— Start Data records —

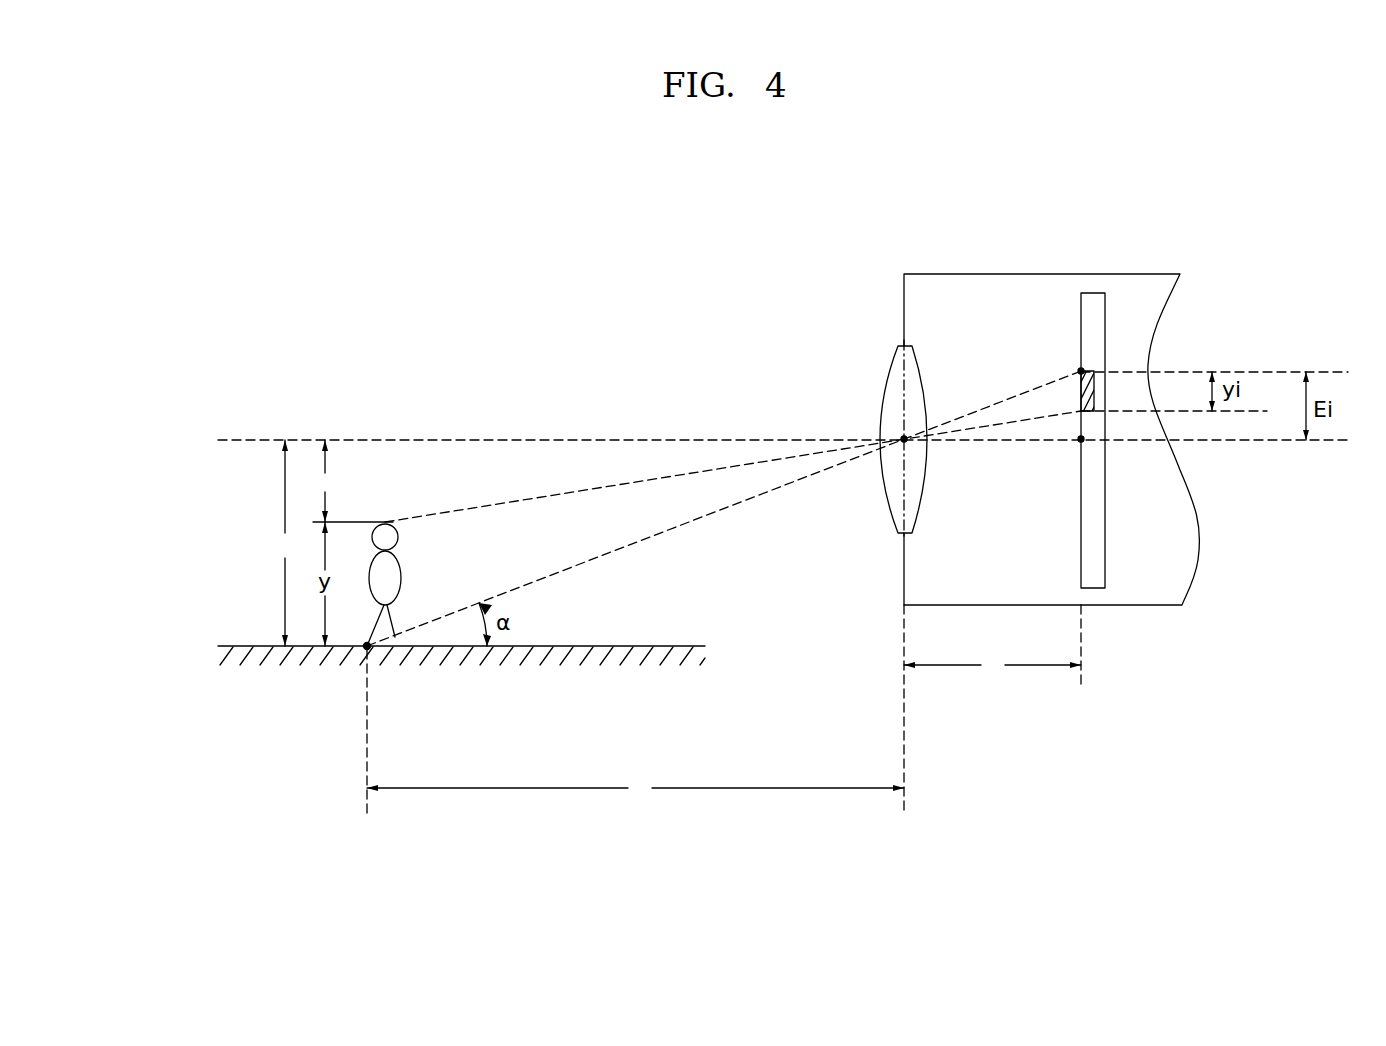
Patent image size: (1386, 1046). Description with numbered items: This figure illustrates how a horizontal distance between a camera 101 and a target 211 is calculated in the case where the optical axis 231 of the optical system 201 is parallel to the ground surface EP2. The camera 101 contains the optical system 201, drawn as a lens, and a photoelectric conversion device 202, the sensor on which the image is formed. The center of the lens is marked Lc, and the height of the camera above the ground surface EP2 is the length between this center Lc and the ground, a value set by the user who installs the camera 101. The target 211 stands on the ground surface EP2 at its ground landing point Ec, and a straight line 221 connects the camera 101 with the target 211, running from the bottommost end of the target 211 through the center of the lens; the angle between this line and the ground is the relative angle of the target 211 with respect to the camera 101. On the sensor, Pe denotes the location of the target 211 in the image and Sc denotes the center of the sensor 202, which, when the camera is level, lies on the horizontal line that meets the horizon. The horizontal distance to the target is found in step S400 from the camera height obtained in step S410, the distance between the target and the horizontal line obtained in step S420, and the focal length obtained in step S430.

The camera 101 is at (961, 274).
The optical system 201 is at (887, 378).
The photoelectric conversion device 202 is at (1093, 293).
The target 211 is at (386, 522).
The straight line 221 is at (674, 528).
The optical axis 231 is at (772, 404).
The ground surface EP2 is at (250, 650).
The ground landing point Ec is at (367, 650).
The center of the optical system Lc is at (903, 439).
The location of the target in the image Pe is at (1081, 371).
The center of the sensor Sc is at (1081, 441).
The horizontal distance calculation step S400 is at (565, 790).
The camera height step S410 is at (285, 483).
The target-to-horizontal-line distance step S420 is at (327, 460).
The focal length step S430 is at (966, 667).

— End Data records —

■ Goal: Format all of the data above as a numbered list, skipping blank lines and omitting the pictures.

■ Answer below:
1. Patent image size: (1386, 1046). Description with numbered items: This figure illustrates how a horizontal distance between a camera 101 and a target 211 is calculated in the case where the optical axis 231 of the optical system 201 is parallel to the ground surface EP2. The camera 101 contains the optical system 201, drawn as a lens, and a photoelectric conversion device 202, the sensor on which the image is formed. The center of the lens is marked Lc, and the height of the camera above the ground surface EP2 is the length between this center Lc and the ground, a value set by the user who installs the camera 101. The target 211 stands on the ground surface EP2 at its ground landing point Ec, and a straight line 221 connects the camera 101 with the target 211, running from the bottommost end of the target 211 through the center of the lens; the angle between this line and the ground is the relative angle of the target 211 with respect to the camera 101. On the sensor, Pe denotes the location of the target 211 in the image and Sc denotes the center of the sensor 202, which, when the camera is level, lies on the horizontal line that meets the horizon. The horizontal distance to the target is found in step S400 from the camera height obtained in step S410, the distance between the target and the horizontal line obtained in step S420, and the focal length obtained in step S430.
2. The camera 101 is at (961, 274).
3. The optical system 201 is at (887, 378).
4. The photoelectric conversion device 202 is at (1093, 293).
5. The target 211 is at (386, 522).
6. The straight line 221 is at (674, 528).
7. The optical axis 231 is at (772, 404).
8. The ground surface EP2 is at (250, 650).
9. The ground landing point Ec is at (367, 650).
10. The center of the optical system Lc is at (903, 439).
11. The location of the target in the image Pe is at (1081, 371).
12. The center of the sensor Sc is at (1081, 441).
13. The horizontal distance calculation step S400 is at (565, 790).
14. The camera height step S410 is at (285, 483).
15. The target-to-horizontal-line distance step S420 is at (327, 460).
16. The focal length step S430 is at (966, 667).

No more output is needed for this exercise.